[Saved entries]
◆ ◆ ◆ ◆
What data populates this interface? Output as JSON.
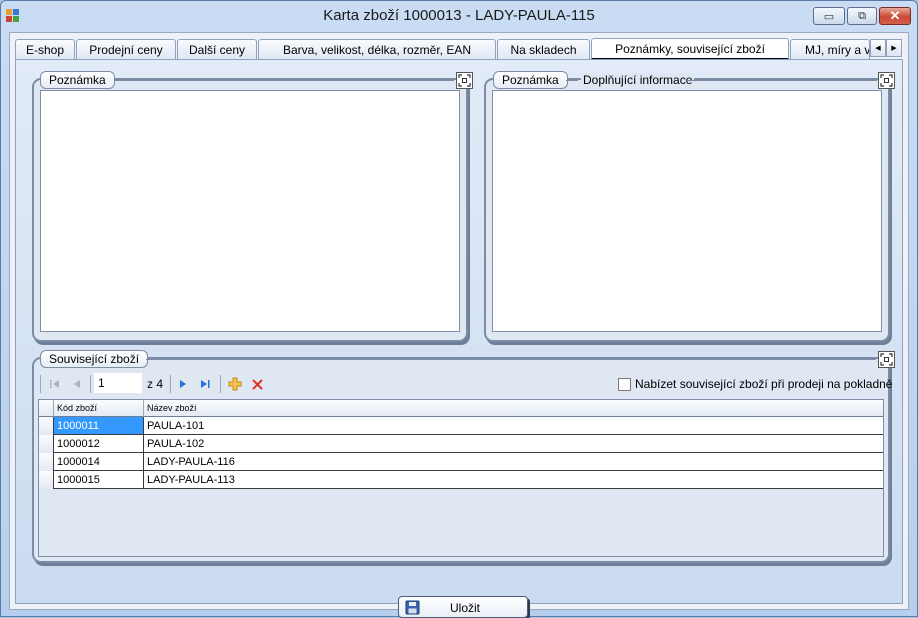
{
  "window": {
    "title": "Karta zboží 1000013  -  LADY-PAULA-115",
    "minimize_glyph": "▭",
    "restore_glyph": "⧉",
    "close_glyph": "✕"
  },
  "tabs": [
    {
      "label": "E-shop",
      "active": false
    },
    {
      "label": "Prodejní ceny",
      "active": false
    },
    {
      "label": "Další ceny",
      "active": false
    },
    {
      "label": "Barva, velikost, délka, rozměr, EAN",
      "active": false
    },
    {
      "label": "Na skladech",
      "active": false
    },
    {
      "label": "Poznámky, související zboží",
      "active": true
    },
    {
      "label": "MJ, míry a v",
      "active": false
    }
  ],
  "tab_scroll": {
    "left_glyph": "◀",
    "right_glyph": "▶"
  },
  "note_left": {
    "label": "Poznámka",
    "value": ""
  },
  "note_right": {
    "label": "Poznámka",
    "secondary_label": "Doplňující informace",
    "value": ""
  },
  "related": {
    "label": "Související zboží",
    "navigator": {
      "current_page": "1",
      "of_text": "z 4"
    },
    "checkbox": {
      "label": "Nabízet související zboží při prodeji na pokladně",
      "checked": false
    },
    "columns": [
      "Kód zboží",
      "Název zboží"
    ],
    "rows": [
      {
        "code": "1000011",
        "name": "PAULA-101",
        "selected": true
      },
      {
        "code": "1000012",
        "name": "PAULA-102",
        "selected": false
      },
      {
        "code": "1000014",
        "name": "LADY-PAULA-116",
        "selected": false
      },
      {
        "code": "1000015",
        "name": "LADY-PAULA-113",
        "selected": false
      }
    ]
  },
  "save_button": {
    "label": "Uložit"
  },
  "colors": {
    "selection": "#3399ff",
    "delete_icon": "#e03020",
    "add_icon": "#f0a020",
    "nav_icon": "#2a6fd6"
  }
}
◆ ◆ ◆ ◆
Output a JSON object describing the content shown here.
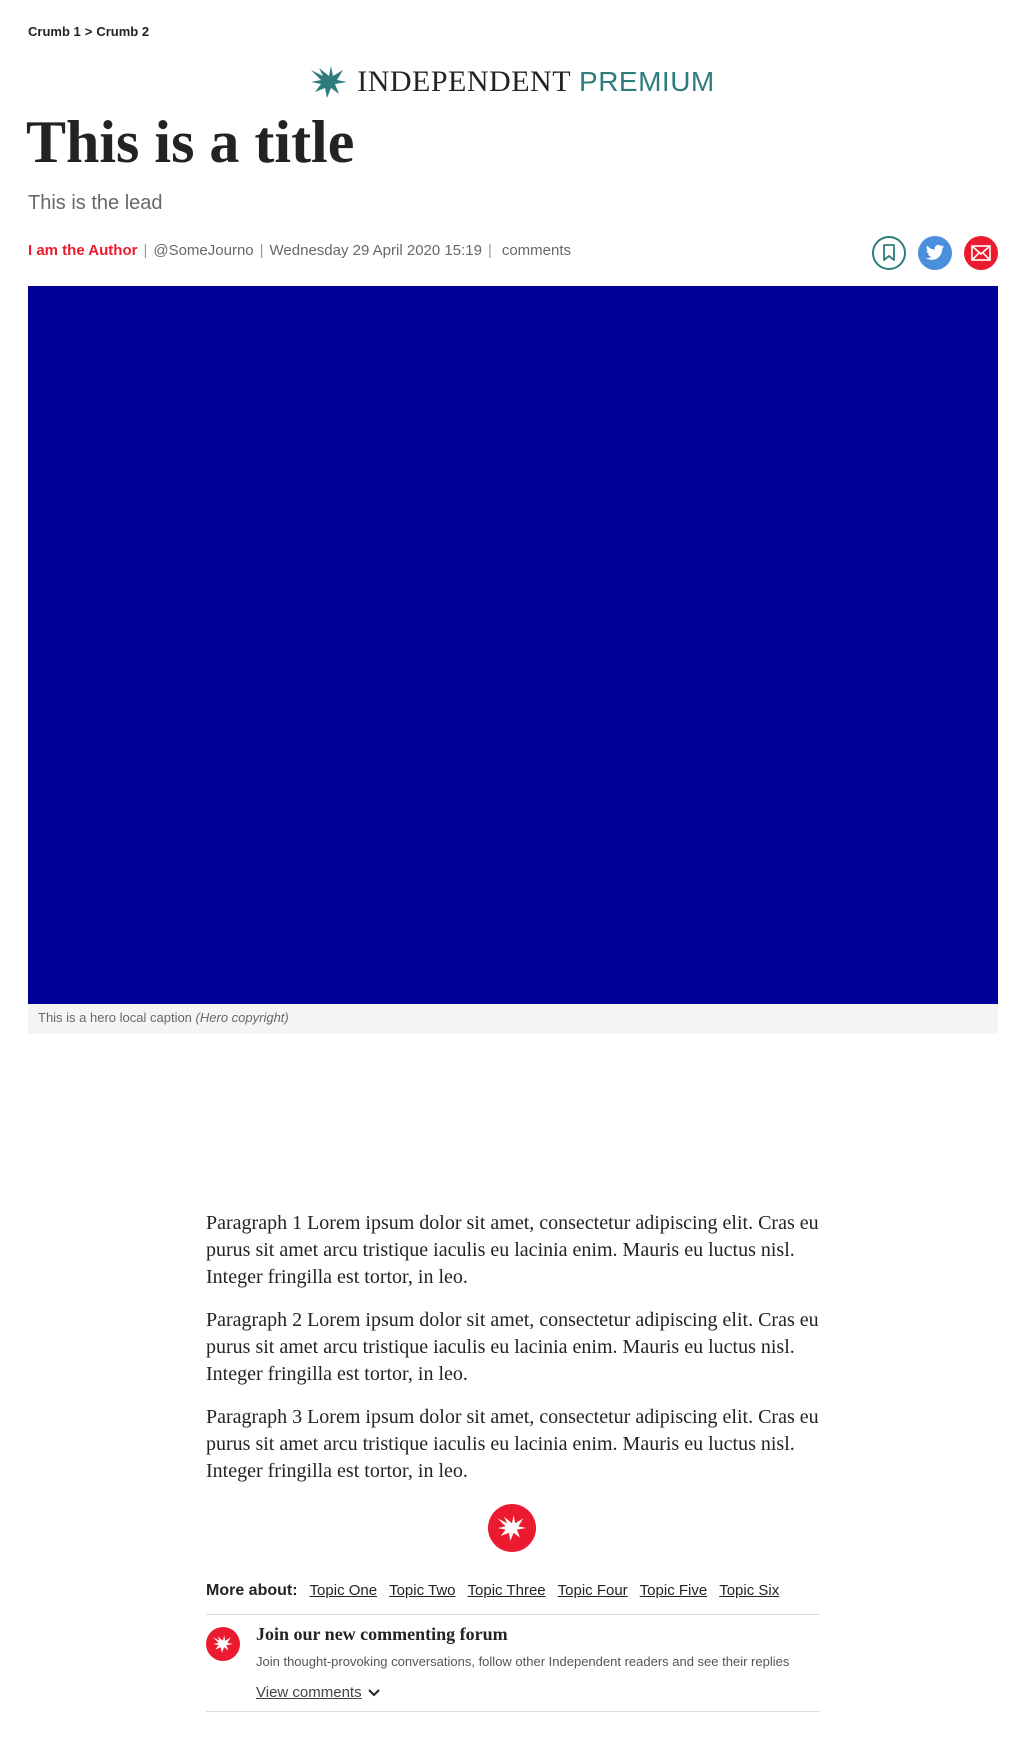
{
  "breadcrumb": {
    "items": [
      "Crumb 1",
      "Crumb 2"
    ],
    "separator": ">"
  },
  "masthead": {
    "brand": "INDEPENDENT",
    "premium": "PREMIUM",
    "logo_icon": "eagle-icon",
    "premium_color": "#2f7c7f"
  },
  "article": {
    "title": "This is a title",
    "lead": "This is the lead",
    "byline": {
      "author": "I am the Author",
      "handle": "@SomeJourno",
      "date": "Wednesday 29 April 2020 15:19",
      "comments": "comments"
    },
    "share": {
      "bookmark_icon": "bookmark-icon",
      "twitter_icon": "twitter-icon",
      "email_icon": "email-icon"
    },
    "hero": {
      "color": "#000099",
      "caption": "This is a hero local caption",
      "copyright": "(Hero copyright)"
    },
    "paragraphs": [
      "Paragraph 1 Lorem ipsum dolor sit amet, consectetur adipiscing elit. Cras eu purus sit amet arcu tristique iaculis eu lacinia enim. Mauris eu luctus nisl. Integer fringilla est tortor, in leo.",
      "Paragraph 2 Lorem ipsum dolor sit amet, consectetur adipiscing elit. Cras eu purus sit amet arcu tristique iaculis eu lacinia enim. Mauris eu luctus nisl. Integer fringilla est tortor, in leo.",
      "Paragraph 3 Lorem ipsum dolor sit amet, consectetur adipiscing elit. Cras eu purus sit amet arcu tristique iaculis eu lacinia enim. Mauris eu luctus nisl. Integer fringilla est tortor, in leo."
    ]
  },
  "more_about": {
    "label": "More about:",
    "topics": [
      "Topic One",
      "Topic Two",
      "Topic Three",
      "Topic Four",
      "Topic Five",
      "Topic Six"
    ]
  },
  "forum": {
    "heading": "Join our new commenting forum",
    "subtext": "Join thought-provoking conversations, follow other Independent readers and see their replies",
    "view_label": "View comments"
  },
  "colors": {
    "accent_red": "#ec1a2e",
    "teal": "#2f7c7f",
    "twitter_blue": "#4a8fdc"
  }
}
◆ ◆ ◆ ◆
YOUR INSTRUCTIONS:
Select and copy every line of the listing with the word "tristique".

ANSWER TO THIS PROBLEM:
      "Paragraph 1 Lorem ipsum dolor sit amet, consectetur adipiscing elit. Cras eu purus sit amet arcu tristique iaculis eu lacinia enim. Mauris eu luctus nisl. Integer fringilla est tortor, in leo.",
      "Paragraph 2 Lorem ipsum dolor sit amet, consectetur adipiscing elit. Cras eu purus sit amet arcu tristique iaculis eu lacinia enim. Mauris eu luctus nisl. Integer fringilla est tortor, in leo.",
      "Paragraph 3 Lorem ipsum dolor sit amet, consectetur adipiscing elit. Cras eu purus sit amet arcu tristique iaculis eu lacinia enim. Mauris eu luctus nisl. Integer fringilla est tortor, in leo."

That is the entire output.